◆ Dataset items:
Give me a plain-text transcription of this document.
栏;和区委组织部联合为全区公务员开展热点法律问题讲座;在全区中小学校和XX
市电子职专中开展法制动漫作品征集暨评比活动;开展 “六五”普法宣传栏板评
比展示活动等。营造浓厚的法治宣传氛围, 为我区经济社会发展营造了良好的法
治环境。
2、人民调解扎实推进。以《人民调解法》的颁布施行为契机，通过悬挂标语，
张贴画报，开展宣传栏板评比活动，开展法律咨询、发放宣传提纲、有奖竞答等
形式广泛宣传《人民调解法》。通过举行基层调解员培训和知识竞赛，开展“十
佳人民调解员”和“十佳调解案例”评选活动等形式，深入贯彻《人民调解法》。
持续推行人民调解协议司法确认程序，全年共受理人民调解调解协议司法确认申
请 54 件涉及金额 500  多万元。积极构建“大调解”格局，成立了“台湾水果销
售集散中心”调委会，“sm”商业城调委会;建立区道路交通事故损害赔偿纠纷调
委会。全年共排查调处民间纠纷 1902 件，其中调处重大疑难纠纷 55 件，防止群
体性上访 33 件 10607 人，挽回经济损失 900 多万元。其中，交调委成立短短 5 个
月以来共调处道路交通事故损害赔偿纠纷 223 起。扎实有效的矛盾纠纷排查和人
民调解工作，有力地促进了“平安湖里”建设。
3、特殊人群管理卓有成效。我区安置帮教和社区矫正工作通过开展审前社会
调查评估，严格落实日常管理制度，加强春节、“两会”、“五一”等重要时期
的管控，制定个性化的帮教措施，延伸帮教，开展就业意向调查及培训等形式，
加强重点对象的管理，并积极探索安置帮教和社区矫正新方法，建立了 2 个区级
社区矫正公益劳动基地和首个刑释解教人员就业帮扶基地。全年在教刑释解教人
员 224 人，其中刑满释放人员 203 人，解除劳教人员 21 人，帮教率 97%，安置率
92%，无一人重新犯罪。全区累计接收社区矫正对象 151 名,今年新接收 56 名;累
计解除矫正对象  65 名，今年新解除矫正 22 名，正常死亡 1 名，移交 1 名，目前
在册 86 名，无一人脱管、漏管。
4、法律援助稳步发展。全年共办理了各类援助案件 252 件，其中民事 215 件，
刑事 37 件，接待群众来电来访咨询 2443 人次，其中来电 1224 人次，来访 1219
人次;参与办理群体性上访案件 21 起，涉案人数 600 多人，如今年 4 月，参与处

◆ WORK INSTRUCTIONS: Pick out each line in the material containing "人民调解法".

◆ RESPONSE:
2、人民调解扎实推进。以《人民调解法》的颁布施行为契机，通过悬挂标语，
形式广泛宣传《人民调解法》。通过举行基层调解员培训和知识竞赛，开展“十
佳人民调解员”和“十佳调解案例”评选活动等形式，深入贯彻《人民调解法》。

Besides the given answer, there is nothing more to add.